++++ Extracted entries

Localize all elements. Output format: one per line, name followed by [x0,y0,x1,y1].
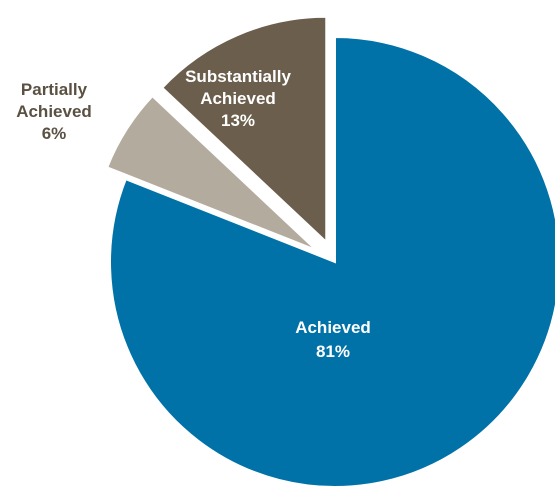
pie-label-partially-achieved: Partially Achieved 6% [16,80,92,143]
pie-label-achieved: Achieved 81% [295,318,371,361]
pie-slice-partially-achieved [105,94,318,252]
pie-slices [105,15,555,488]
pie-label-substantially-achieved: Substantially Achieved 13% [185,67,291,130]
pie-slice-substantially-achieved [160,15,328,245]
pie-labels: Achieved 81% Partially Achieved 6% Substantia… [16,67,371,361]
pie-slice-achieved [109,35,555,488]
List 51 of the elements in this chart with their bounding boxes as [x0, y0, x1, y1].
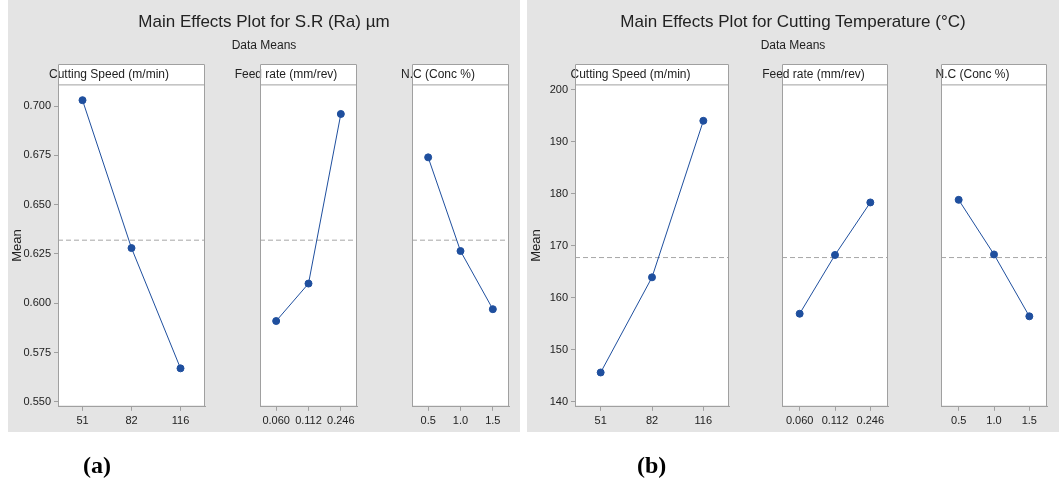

++++++++
++++ Extracted entries

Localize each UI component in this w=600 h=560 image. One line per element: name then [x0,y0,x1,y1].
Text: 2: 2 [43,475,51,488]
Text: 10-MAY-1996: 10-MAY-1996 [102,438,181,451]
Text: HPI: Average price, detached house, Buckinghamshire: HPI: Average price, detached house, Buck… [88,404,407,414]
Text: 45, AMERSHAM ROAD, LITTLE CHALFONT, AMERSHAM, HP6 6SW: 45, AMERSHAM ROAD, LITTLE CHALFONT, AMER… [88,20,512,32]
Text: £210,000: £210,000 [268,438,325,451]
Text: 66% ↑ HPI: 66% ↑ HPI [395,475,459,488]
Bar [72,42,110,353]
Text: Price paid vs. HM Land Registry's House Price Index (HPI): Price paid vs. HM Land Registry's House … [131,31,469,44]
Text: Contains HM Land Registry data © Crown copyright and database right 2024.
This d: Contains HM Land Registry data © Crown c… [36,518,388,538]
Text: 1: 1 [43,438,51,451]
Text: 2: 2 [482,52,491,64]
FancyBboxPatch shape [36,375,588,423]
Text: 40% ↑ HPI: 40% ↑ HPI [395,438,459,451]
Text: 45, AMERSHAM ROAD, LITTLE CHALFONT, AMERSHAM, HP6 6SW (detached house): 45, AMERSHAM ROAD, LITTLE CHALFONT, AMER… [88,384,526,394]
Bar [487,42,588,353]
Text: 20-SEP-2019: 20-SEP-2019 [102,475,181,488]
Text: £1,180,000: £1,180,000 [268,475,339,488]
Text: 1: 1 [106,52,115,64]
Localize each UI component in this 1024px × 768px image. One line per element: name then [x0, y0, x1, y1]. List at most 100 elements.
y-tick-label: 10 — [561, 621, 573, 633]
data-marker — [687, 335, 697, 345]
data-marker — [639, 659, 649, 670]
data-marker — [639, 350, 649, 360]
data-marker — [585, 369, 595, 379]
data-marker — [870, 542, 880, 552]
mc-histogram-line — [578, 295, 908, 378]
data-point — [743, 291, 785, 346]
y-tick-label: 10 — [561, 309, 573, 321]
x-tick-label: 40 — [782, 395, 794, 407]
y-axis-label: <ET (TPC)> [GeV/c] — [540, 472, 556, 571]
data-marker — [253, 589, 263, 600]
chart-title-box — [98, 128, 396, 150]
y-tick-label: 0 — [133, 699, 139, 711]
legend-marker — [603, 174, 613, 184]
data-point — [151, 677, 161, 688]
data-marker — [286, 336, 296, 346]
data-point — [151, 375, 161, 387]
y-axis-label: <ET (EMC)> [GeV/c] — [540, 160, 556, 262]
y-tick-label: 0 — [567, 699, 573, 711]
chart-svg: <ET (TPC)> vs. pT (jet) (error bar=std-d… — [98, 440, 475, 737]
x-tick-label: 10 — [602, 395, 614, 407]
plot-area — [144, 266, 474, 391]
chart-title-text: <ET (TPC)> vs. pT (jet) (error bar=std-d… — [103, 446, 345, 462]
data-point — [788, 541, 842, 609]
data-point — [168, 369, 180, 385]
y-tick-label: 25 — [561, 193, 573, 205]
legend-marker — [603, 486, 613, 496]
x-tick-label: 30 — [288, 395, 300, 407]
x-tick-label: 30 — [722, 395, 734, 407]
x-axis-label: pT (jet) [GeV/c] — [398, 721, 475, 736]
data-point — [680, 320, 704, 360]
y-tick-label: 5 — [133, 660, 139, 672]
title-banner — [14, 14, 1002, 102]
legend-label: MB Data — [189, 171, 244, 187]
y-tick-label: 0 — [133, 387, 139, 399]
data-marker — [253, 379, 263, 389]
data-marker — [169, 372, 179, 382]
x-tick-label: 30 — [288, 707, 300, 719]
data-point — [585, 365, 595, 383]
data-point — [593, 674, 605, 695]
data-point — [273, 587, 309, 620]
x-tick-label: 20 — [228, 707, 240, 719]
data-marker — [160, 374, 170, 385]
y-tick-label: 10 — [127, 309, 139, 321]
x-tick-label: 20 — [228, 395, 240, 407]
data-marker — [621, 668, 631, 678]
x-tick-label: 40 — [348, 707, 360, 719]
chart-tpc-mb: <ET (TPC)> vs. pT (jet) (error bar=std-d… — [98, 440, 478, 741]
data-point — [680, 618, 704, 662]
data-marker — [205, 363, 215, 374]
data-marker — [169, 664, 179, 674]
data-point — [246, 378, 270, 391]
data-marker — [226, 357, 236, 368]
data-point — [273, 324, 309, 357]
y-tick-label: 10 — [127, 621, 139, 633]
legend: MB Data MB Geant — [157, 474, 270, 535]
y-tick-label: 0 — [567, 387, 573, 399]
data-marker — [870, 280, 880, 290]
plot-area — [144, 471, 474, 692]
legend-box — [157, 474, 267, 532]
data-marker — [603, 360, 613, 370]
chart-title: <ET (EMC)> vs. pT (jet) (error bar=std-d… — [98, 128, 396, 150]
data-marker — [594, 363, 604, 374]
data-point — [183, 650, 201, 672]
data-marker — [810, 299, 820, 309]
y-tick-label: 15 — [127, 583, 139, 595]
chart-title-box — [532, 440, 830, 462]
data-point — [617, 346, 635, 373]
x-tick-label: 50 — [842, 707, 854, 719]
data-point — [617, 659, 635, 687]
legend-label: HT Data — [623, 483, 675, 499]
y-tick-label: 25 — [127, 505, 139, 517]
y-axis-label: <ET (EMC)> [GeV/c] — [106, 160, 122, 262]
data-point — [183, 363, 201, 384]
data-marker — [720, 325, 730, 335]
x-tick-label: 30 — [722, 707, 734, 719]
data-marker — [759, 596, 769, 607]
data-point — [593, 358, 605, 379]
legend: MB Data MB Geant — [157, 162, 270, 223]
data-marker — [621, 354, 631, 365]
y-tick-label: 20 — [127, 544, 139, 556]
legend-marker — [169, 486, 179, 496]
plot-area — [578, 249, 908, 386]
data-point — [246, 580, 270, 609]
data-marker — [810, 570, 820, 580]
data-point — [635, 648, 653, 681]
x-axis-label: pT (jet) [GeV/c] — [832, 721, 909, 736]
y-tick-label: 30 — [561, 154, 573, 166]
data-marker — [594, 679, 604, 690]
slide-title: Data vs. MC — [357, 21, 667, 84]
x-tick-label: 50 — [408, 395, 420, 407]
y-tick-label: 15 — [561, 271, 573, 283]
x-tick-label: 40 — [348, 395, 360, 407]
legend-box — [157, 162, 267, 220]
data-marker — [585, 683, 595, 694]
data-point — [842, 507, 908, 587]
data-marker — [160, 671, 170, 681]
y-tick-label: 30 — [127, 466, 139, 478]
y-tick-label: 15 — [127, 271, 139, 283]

++++++++

● Brief
Reproduce the lines from the one containing "Localize all elements." through the one containing "pie-slices [105,15,555,488]", inclusive, without the pictures.

● Task output
Localize all elements. Output format: one per line, name followed by [x0,y0,x1,y1].
pie-label-partially-achieved: Partially Achieved 6% [16,80,92,143]
pie-label-achieved: Achieved 81% [295,318,371,361]
pie-slice-partially-achieved [105,94,318,252]
pie-slices [105,15,555,488]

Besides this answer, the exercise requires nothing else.